### Passage to read:
# iPhone 3g will not update.



## gaming_wiz (Jan 5, 2011)

I just got an iphone 3g for an early christmas gift (firmware version 3.1.3) and it will not update to 4.2! I have updated itunes . I dont know why its not updating, Everytime i try it says error (3194) and i have even restarted my computer


----------



## sobeit (Nov 11, 2007)

try the following

1. Open your hosts file at C:/Windows/System32/drivers/etc/hosts
2. Once you have the hosts file open, at the end of the file, add this line:
#74.208.10.249 gs.apple.com
3. Once you have appended the file with this line and saved it, restart your device and fire up iTunes for the update

once it is updated, then you can remove the line in the hosts file


----------



## Cypheric (Sep 6, 2011)

Alternately, if the gs.apple line exists, and you've used a program called TinyUmbrella, you should instead delete that line.


----------



## gaming_wiz (Jan 5, 2011)

Sorry for the late response , but thanks , I got it fixed


----------



## Cypheric (Sep 6, 2011)

gaming_wiz said:


> Sorry for the late response , but thanks , I got it fixed


What was your solution?


----------



## gaming_wiz (Jan 5, 2011)

Cypheric said:


> What was your solution?


The one you sugested


----------

### Items:
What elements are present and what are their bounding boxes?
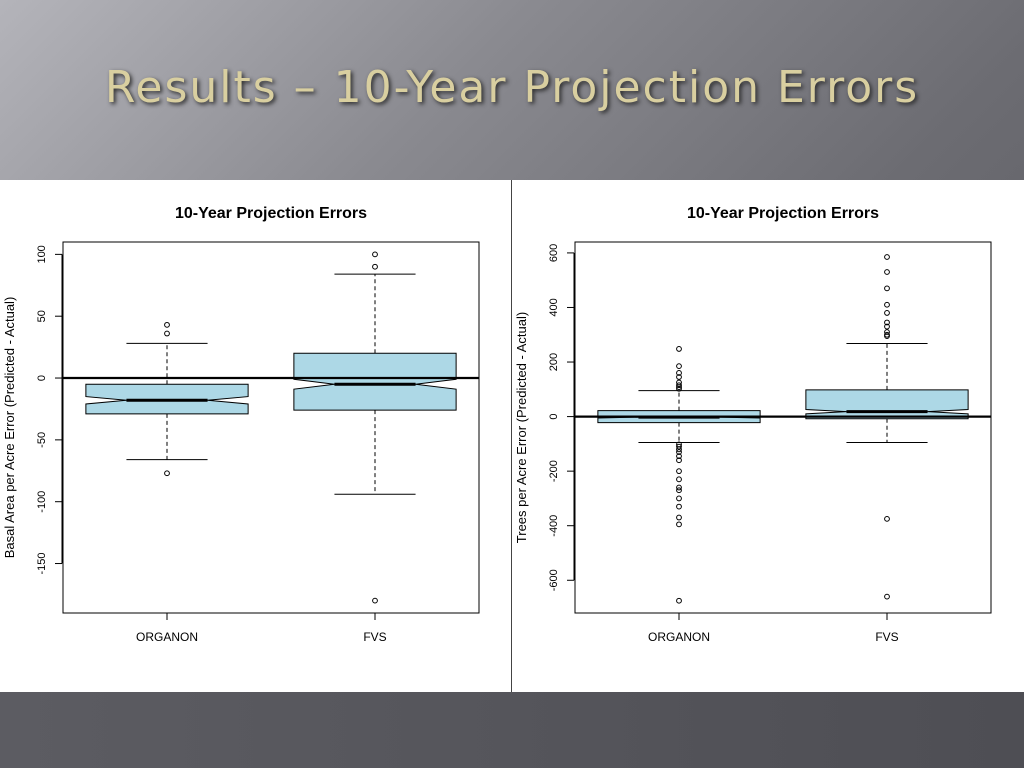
outlier-point [676,449,682,455]
y-tick-label: -400 [548,515,560,537]
boxplot-basal-area: 10-Year Projection Errors Basal Area per … [2,205,480,644]
outlier-point [676,495,682,502]
outlier-point [676,446,682,453]
y-tick-label: 400 [548,298,560,316]
outlier-point [676,384,682,391]
outlier-point [372,251,378,258]
footer-band [0,692,1024,768]
chart-panel-trees-per-acre: 10-Year Projection Errors Trees per Acre … [512,180,1024,692]
y-tick-label: 0 [548,414,560,420]
chart-panel-basal-area: 10-Year Projection Errors Basal Area per … [0,180,512,692]
y-tick-label: 600 [548,244,560,262]
y-tick-label: 50 [36,310,48,322]
outlier-point [884,593,890,600]
outlier-point [676,443,682,450]
box-organon [85,321,249,477]
y-tick-label: -600 [548,569,560,591]
plot-frame [62,241,480,614]
outlier-point [676,457,682,464]
y-tick-label: 200 [548,353,560,371]
outlier-point [884,515,890,522]
plot-frame [574,241,992,614]
y-tick-label: -50 [36,432,48,448]
outlier-point [676,453,682,460]
outlier-point [676,514,682,521]
box-fvs [805,254,969,600]
outlier-point [884,310,890,316]
outlier-point [676,385,682,392]
outlier-point [884,319,890,326]
outlier-point [676,370,682,376]
outlier-point [676,597,682,604]
box-body [293,352,457,411]
x-tick-label: FVS [875,630,898,644]
outlier-point [676,363,682,370]
y-tick-label: -150 [36,553,48,575]
y-axis-label: Basal Area per Acre Error (Predicted - A… [2,297,17,559]
outlier-point [676,503,682,510]
chart-title: 10-Year Projection Errors [687,205,879,222]
box-organon [597,346,761,604]
outlier-point [884,254,890,260]
outlier-point [676,346,682,352]
y-axis-label: Trees per Acre Error (Predicted - Actual… [514,312,529,543]
outlier-point [676,521,682,528]
outlier-point [676,484,682,491]
outlier-point [676,382,682,389]
outlier-point [164,321,170,328]
outlier-point [676,468,682,475]
box-fvs [293,251,457,604]
y-tick-label: -100 [36,491,48,513]
chart-title: 10-Year Projection Errors [175,205,367,222]
x-tick-label: ORGANON [136,630,198,644]
outlier-point [676,487,682,494]
outlier-point [676,476,682,483]
y-tick-label: -200 [548,460,560,482]
outlier-point [676,374,682,380]
outlier-point [372,597,378,604]
box-body [805,389,969,420]
boxplot-trees-per-acre: 10-Year Projection Errors Trees per Acre … [514,205,992,644]
outlier-point [164,330,170,337]
slide-title: Results – 10-Year Projection Errors [104,62,920,113]
outlier-point [884,329,890,335]
outlier-point [884,269,890,275]
x-tick-label: ORGANON [648,630,710,644]
y-tick-label: 100 [36,245,48,263]
outlier-point [884,333,890,340]
x-tick-label: FVS [363,630,386,644]
outlier-point [884,285,890,292]
outlier-point [884,323,890,330]
y-tick-label: 0 [36,375,48,381]
outlier-point [372,263,378,270]
outlier-point [884,301,890,308]
outlier-point [164,470,170,477]
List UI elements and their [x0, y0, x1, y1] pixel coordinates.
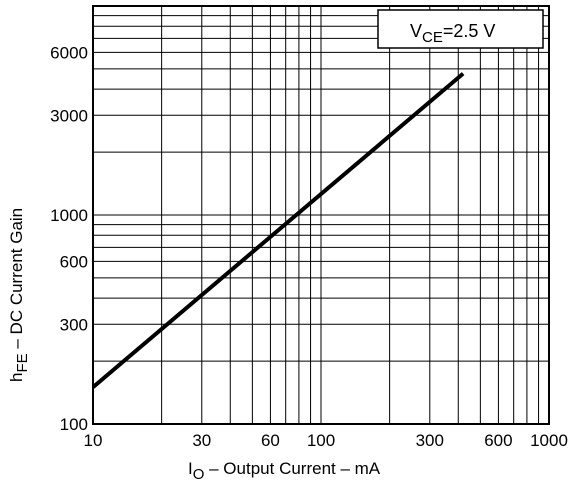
annotation-frame — [377, 9, 544, 49]
x-axis-label-sub: O — [193, 466, 205, 483]
y-tick-label: 300 — [60, 315, 88, 334]
y-tick-label: 3000 — [50, 106, 88, 125]
y-tick-label: 600 — [60, 252, 88, 271]
x-tick-label: 10 — [84, 431, 103, 450]
x-tick-label: 300 — [416, 431, 444, 450]
hfe-curve — [91, 72, 465, 389]
y-tick-label: 100 — [60, 415, 88, 434]
annotation-sub: CE — [422, 29, 443, 46]
annotation-main: V — [410, 21, 422, 41]
plot-frame — [92, 5, 550, 425]
x-axis-label-main: I — [188, 459, 193, 478]
y-tick-labels: 100 300 600 1000 3000 6000 — [50, 43, 88, 434]
x-tick-label: 100 — [307, 431, 335, 450]
annotation-text: VCE=2.5 V — [410, 21, 495, 46]
annotation-box: VCE=2.5 V — [377, 9, 544, 49]
x-axis-label-rest: – Output Current – mA — [204, 459, 380, 478]
x-tick-label: 30 — [192, 431, 211, 450]
annotation-rest: =2.5 V — [443, 21, 496, 41]
y-tick-label: 6000 — [50, 43, 88, 62]
x-tick-label: 60 — [261, 431, 280, 450]
y-tick-label: 1000 — [50, 206, 88, 225]
series-layer — [91, 72, 465, 389]
y-axis-label-sub: FE — [14, 353, 31, 372]
y-axis-label: hFE – DC Current Gain — [7, 208, 31, 382]
x-tick-label: 1000 — [530, 431, 568, 450]
y-axis-label-rest: – DC Current Gain — [7, 208, 26, 354]
grid — [93, 6, 549, 424]
x-tick-labels: 10 30 60 100 300 600 1000 — [84, 431, 568, 450]
x-tick-label: 600 — [484, 431, 512, 450]
y-axis-label-main: h — [7, 373, 26, 382]
x-axis-label: IO – Output Current – mA — [188, 459, 381, 483]
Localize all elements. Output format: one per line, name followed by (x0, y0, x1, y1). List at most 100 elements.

### Written exercise 1:
Name every distinct user who posts in the iPhone 3G update thread.
### Written exercise 2:
In the iPhone 3G update thread, what error number appears each time the update is attempted?
The records were taken from a separate source.

### Correct output 1:
gaming_wiz, sobeit, Cypheric

### Correct output 2:
Error 3194.